**ACTIVITIES:**
**a)** For each statement below, say whether it agrees with the passage on the industry influence ranking, answering yes or no and quoting the words of the passage that decide it. (i) The nominating period ran through April 20. (ii) Reader votes alone decided the outcome of the ranking. (iii) Each reader voted for ten candidates on the ballot.
**b)** Transcribe the passage on the industry influence ranking word for word, starting at "Of note on this" and ending at "on our list.".

As for determining the other 99 powerbrokers on the list, here's how we did it. We announced the call for nominations in the March 12 print edition of the magazine, on our website and in all of our daily e-newsletters. The nominating period continued through April 20, with 21,678 nominations submitted. The top 300 candidates, based on those nominations, made up the final ballot for this recognition program, our 11th annual. Readers then voted for the five candidates on the ballot of 300 who they believed were the most influential in the industry. Some 220,330 votes were cast during the voting period from May 7 through June 15. Reader votes counted toward 50% of the outcome; the senior editors of Modern Healthcare determined the other 50%.
Of note on this year's ranking are the executives whose companies likely will be most directly affected by Roberts' influence. Mark Bertolini from Aetna, George Halvorson from Kaiser, Stephen Hemsley from UnitedHealth, Angela Braly from WellPoint, Michael McCallister from Humana and Patricia Hemingway Hall from Health Care Service Corp. represented half of the first 12 slots on this year's ranking. How the executives are reacting to the reform law from a business perspective earned them their spots on our list.

Source records:
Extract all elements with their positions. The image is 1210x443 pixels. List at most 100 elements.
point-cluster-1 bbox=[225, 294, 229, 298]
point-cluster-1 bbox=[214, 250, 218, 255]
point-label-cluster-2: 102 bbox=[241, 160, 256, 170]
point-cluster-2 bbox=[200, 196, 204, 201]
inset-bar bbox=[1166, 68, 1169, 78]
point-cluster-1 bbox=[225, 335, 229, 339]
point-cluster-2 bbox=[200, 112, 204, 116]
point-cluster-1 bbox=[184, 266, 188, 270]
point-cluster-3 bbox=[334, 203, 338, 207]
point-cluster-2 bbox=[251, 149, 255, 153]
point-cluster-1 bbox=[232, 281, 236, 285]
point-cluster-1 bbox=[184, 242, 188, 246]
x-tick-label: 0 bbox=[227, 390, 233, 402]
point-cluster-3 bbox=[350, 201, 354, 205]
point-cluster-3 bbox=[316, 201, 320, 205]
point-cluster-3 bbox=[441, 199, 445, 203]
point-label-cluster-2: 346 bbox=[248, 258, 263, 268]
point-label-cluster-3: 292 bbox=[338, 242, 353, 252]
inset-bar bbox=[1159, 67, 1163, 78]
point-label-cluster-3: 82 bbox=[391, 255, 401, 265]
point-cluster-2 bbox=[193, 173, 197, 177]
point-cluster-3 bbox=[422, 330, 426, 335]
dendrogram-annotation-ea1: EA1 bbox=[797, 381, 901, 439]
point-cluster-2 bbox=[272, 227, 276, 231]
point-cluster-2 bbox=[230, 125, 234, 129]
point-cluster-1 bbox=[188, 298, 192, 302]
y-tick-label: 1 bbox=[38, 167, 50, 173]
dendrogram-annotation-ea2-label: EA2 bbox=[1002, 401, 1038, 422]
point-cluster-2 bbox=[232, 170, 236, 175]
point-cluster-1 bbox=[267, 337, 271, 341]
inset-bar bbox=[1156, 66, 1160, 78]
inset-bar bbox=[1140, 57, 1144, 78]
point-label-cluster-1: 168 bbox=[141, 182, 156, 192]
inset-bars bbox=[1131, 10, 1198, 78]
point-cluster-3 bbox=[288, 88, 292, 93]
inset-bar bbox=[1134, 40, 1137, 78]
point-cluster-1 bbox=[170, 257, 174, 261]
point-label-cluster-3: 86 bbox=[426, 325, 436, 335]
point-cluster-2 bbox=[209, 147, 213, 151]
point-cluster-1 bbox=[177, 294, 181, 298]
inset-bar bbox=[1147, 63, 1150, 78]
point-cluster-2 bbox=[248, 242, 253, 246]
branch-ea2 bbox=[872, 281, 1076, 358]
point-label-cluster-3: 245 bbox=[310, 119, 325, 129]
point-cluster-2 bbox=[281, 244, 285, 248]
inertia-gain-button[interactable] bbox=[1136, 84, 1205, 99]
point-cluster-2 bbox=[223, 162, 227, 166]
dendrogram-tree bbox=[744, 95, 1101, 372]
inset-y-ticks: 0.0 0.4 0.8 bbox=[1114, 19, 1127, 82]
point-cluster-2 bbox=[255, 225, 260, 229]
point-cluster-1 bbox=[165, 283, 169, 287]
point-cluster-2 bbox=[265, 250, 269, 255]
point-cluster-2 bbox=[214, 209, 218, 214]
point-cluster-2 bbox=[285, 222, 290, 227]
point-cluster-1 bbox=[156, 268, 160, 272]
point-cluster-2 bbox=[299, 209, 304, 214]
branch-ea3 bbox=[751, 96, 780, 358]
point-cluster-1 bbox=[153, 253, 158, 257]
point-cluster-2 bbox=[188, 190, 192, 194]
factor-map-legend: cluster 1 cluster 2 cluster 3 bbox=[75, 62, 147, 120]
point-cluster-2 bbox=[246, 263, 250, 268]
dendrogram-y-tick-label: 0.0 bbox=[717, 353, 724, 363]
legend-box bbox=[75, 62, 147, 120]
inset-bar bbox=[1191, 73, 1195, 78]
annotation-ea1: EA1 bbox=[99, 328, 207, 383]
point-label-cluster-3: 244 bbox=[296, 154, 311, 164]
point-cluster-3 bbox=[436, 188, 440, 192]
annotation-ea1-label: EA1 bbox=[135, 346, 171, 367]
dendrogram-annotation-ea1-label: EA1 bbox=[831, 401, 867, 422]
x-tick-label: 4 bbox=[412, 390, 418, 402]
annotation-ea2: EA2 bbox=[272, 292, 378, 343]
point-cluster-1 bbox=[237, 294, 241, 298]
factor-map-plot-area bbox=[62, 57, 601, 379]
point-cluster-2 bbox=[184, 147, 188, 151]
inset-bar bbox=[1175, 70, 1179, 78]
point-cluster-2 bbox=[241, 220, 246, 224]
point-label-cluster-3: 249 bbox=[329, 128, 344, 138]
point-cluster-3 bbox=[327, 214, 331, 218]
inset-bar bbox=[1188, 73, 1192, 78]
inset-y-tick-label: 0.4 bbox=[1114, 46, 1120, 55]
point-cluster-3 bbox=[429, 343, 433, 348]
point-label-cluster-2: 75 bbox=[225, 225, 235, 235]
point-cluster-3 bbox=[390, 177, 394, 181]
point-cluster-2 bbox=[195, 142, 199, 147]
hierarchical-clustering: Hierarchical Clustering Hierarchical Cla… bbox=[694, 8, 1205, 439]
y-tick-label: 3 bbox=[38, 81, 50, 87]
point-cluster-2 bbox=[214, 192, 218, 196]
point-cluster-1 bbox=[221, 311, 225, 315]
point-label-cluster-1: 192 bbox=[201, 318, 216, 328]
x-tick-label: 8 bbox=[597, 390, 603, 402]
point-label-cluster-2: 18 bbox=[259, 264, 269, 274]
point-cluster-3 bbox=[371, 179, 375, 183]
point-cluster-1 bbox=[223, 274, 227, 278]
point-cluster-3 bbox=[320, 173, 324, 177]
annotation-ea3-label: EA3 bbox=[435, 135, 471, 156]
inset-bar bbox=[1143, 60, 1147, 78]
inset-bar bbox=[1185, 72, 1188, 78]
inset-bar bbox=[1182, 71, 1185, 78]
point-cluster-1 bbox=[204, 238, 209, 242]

**SOLUTIONS TO THE EXERCISE:**
**a)**
(i) Yes: "The nominating period continued through April 20"
(ii) No: "Reader votes counted toward 50% of the outcome; the senior editors of Modern Healthcare determined the other 50%."
(iii) No: "Readers then voted for the five candidates on the ballot of 300"

**b)**
Of note on this year's ranking are the executives whose companies likely will be most directly affected by Roberts' influence. Mark Bertolini from Aetna, George Halvorson from Kaiser, Stephen Hemsley from UnitedHealth, Angela Braly from WellPoint, Michael McCallister from Humana and Patricia Hemingway Hall from Health Care Service Corp. represented half of the first 12 slots on this year's ranking. How the executives are reacting to the reform law from a business perspective earned them their spots on our list.